TASK TO COMPLETE — Lift out each line of the data that holds "right".
============
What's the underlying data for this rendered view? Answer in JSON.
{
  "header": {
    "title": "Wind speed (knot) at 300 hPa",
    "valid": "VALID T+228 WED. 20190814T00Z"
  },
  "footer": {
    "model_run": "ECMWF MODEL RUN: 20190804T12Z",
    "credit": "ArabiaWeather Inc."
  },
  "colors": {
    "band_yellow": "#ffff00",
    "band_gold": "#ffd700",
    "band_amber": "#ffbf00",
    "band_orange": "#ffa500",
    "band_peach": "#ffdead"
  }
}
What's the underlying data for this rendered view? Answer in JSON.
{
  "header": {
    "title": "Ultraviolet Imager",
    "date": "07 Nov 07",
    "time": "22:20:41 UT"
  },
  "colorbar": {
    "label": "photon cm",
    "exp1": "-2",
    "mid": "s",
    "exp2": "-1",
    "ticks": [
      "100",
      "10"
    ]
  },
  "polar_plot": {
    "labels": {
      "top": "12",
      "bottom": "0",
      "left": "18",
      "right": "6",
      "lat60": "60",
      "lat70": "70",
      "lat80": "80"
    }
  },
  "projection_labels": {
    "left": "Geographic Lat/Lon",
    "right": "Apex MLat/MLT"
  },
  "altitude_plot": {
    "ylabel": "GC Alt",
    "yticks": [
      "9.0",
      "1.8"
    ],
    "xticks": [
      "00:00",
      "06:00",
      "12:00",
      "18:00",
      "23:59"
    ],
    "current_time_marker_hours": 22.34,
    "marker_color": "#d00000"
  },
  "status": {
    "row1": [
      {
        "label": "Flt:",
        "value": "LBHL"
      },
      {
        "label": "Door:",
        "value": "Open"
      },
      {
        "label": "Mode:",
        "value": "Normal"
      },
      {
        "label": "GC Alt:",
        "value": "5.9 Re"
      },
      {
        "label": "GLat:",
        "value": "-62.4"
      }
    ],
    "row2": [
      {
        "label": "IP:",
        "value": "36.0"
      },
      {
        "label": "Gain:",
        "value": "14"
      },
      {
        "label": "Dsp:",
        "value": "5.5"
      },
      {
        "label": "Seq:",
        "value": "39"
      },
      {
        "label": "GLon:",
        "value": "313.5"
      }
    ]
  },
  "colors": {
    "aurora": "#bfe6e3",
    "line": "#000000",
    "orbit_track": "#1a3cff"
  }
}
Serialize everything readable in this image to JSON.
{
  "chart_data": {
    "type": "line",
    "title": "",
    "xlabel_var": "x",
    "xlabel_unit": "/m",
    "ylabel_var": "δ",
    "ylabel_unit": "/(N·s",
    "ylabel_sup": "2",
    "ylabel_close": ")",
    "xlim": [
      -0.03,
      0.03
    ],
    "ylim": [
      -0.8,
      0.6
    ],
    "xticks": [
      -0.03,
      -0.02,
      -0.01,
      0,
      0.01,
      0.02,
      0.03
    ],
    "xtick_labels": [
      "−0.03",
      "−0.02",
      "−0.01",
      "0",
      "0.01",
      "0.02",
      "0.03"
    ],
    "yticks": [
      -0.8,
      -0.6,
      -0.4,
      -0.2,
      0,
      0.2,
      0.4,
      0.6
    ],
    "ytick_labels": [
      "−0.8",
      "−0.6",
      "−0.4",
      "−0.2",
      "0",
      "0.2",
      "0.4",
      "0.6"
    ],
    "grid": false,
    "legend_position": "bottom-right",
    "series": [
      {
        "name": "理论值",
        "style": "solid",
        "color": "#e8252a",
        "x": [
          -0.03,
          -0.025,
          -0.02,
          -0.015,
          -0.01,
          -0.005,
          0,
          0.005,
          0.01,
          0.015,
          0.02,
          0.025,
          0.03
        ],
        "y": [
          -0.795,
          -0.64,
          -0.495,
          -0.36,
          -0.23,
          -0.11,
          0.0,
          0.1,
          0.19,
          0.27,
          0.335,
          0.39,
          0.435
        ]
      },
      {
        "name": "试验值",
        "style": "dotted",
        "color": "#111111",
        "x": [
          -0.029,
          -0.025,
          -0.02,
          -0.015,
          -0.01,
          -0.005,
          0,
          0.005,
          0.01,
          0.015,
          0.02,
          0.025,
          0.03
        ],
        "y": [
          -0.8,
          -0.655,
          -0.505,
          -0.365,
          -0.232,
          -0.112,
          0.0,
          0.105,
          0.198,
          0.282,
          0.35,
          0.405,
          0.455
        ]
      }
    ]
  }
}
============
REPLY TO THE TASK —
      "right": "6",
    "right": "Apex MLat/MLT"
    "legend_position": "bottom-right",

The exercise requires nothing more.